### DIRECTIVE 1
In the email about a one-switch setup, what resistance does the writer suggest for a dampening resistor inline with the variac?

### PAGE EXTRACT
- - - - - - -
Original poster: "Bart Andeson by way of Terry Fritz <teslalist-at-qwest-dot-net>" <classi6-at-classictesla-dot-com>

Hi Peter,

I guess there are many things you could do. If you are looking for a one 
switch setup (power on does it all = power off does it all), You could 
simply tie the "power on" to a relay to energize the motor. That would take 
care of step 1.

Step 2 would be the soft start for the variac. You could rig a very simple 
RC delay to turn on a transistor when the RC voltage reaches the base 
turn-on value giving the motor time to reach rpm. The power would come from 
the power on switch. Simple half bridge for DC to charge the RC. The 
transistor would then turn on a DC coil relay and energize AC to the 
variac. But, this still isn't a soft start. A dampening resistor inline 
with the variac (say about 2 ohms) would be a cheap. Or you could get 
tricky and throw a slow geared-down motor onto the variac shaft and limit 
switch where to stop at "on" and "off". As fun as that would be, a 
dampening resistor is probably all you need. The power off would take care 
of itself.

Take care,
Bart

Tesla list wrote:

>Original poster: "Peter Terren by way of Terry Fritz 
><teslalist-at-qwest-dot-net>" <pterren-at-iinet-dot-net.au>
>
>Hi all.
- - - - - - -
### INPUT
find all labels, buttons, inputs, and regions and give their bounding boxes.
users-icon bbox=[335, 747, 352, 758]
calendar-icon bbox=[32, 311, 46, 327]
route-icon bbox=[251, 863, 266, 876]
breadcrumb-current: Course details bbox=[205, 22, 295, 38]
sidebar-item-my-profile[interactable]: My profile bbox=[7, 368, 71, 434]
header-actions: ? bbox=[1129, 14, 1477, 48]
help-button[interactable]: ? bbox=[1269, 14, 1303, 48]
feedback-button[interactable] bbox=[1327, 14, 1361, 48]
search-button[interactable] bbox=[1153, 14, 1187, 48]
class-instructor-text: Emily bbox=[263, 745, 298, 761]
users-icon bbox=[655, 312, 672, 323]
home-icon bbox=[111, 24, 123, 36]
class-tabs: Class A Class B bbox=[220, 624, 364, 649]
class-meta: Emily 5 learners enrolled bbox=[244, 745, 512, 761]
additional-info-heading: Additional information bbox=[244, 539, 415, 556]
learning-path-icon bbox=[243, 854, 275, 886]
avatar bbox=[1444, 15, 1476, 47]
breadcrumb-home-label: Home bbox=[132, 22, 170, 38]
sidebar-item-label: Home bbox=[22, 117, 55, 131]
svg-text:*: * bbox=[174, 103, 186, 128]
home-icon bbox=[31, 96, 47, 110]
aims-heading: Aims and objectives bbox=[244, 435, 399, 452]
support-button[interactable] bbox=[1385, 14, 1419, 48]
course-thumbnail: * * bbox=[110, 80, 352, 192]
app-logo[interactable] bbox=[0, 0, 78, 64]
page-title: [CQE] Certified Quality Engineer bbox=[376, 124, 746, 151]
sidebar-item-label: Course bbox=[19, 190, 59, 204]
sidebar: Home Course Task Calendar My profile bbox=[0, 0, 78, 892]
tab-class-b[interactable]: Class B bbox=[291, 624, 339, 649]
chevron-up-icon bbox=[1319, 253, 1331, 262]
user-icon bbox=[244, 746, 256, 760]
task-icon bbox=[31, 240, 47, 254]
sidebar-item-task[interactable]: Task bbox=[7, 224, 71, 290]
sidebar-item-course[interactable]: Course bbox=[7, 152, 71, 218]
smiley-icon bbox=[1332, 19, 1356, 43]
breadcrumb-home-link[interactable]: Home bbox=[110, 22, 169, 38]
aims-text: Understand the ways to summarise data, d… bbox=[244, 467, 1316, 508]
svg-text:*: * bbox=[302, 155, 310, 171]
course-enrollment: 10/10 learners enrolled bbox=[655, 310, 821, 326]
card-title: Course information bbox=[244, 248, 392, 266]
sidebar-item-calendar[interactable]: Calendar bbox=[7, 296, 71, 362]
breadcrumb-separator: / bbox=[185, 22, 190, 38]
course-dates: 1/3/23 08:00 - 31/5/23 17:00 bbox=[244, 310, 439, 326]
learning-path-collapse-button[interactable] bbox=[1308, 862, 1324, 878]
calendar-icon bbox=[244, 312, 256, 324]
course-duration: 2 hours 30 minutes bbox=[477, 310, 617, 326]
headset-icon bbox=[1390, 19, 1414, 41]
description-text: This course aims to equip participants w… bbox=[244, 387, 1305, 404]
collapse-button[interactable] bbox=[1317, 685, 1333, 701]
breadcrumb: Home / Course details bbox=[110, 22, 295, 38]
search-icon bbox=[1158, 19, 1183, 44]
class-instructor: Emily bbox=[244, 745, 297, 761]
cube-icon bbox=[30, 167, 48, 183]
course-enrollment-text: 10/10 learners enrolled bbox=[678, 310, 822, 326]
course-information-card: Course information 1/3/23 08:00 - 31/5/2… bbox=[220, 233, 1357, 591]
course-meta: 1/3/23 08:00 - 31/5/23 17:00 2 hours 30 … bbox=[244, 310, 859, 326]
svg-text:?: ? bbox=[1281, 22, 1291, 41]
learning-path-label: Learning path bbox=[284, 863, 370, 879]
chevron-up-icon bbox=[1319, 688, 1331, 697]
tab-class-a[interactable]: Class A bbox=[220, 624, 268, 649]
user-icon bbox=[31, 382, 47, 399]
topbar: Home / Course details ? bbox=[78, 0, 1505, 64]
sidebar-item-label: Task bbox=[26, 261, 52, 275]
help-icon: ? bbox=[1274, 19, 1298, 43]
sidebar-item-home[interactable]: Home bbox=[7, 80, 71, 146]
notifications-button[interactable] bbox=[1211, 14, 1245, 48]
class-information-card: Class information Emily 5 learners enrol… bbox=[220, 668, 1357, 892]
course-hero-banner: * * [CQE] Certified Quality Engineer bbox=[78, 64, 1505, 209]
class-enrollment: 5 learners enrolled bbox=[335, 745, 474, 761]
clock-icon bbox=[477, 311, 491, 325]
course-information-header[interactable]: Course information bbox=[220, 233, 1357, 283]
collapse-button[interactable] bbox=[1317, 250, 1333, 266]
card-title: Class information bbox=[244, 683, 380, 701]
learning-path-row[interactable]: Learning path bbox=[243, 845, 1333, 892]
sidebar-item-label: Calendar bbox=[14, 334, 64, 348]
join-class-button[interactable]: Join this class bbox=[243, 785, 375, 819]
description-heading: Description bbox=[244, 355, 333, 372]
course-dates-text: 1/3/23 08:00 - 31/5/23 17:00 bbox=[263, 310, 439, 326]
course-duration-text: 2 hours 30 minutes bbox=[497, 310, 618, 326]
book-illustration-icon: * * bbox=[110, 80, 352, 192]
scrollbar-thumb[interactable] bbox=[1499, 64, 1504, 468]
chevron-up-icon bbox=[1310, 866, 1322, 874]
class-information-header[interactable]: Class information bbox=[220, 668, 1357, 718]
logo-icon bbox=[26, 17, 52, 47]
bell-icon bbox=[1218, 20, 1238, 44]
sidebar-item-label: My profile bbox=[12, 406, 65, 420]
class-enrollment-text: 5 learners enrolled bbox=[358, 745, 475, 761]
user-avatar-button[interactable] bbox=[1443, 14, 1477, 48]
- - - - - - -
### DIRECTIVE 2
Quote the rows word for word, beginning with the first row and stopping after the row that contains "home-icon bbox=[111, 24, 123, 36]".

### ANSWER 1
About 2 ohms.

### ANSWER 2
find all labels, buttons, inputs, and regions and give their bounding boxes.
users-icon bbox=[335, 747, 352, 758]
calendar-icon bbox=[32, 311, 46, 327]
route-icon bbox=[251, 863, 266, 876]
breadcrumb-current: Course details bbox=[205, 22, 295, 38]
sidebar-item-my-profile[interactable]: My profile bbox=[7, 368, 71, 434]
header-actions: ? bbox=[1129, 14, 1477, 48]
help-button[interactable]: ? bbox=[1269, 14, 1303, 48]
feedback-button[interactable] bbox=[1327, 14, 1361, 48]
search-button[interactable] bbox=[1153, 14, 1187, 48]
class-instructor-text: Emily bbox=[263, 745, 298, 761]
users-icon bbox=[655, 312, 672, 323]
home-icon bbox=[111, 24, 123, 36]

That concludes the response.